▸ **Page extract**
[Begin]
Re: [DISCUSS] FLIP-576 Filesystem-Plugin Observability (flink-s3-fs-native)

Roman Khachatryan Wed, 13 May 2026 12:42:18 -0700

Sounds great, thank you!

> I was thinking if the label name can be picked from its defined scheme,
> like from FileSystemFactory.getScheme(). Would it be better or not
> necessary complexity with little return?


I think it'd make more sense with Approach B (i.e. some
MonitoringFileSystem
that is a wrapper around the actual file system); but for Approach D I
don't see
much benefit.

Regards,
Roman


On Wed, May 13, 2026 at 6:45 PM Samrat Deb <[email protected]> wrote:

> Hi Roman,
> Thanks for the review.
>
>
> > 1. Is it possible to expose file size metrics? It might be helpful to
> > troubleshoot slow recoveries caused by downloading many small files for
> > example
>
>  Yes, this is feasible, and I'll include it. The native S3 FS already has
> the raw data at call sites. NativeS3InputStream wraps a GetObjectResponse.
> response.contentLength() gives the object size before the first byte is
> read.  NativeS3OutputStream already accumulates the byte count before the
> final PutObject is issued.
>
> > Is bulkCopyHelper covered by the proposal? I think it would be helpful
> > to have requests.size() and total bytes received as metrics
>
> Yes, NativeS3BulkCopyHelper will be in scope, but in the next phase. This
> is important for multipart upload and catching zombie files. On a
> high-level idea is to expose
> 1. s3.bulk-copy.files - Histogram of files-per-batch (i.e., requests.size()
> per copyFiles invocation). This is the "requests.size()" signal you
> mentioned.
> 2. s3.bulk-copy.bytes - Counter of total bytes transferred. After each
> FileDownload.completionFuture() resolves, Files.size(destinationPath) gives
> the exact byte count
>   without additional S3 API calls.
>
>
> 3. s3.bulk-copy.duration.ms - Histogram of end-to-end copyFiles wall-clock
> time.
>
> WDUT about adding these values?
[End]
▸ **To do**
1. Name every metric that the FLIP-576 discussion above proposes exposing for the bulk-copy helper.
2. According to the FLIP-576 discussion above, which call gives the object size before the first byte is read?

▸ **Dataset rows**
[Begin]
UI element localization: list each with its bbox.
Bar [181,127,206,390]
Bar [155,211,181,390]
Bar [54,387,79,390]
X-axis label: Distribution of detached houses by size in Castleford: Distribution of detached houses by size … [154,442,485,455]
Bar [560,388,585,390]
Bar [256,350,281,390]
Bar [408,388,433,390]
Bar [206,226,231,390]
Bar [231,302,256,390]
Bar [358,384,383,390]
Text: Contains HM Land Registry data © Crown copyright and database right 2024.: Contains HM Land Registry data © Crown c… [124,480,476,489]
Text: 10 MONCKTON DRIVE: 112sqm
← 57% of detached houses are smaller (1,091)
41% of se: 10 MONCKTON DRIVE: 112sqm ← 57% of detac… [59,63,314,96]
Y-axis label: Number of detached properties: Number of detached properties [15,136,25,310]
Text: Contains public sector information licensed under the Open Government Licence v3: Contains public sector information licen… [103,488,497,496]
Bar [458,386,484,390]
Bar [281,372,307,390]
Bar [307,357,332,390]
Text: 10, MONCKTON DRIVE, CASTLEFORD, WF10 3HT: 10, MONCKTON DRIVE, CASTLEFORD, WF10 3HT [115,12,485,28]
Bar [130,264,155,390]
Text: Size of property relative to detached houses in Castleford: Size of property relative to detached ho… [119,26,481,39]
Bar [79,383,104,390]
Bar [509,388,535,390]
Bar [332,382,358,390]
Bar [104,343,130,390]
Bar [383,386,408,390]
[End]
[Begin]
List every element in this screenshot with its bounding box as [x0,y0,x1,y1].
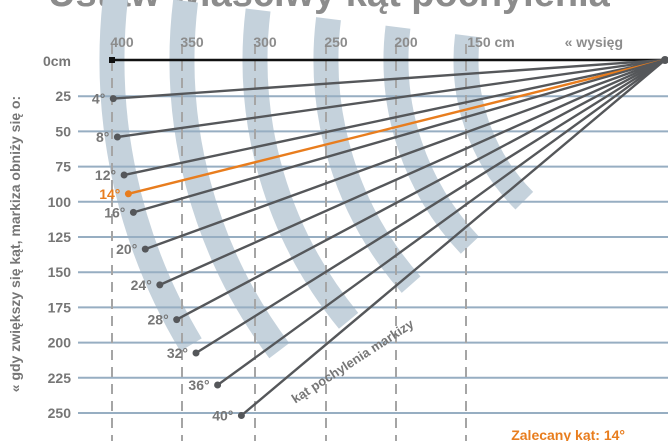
[End]
▸ **Final results**
1.
s3.bulk-copy.files
s3.bulk-copy.bytes
s3.bulk-copy.duration.ms

2. response.contentLength()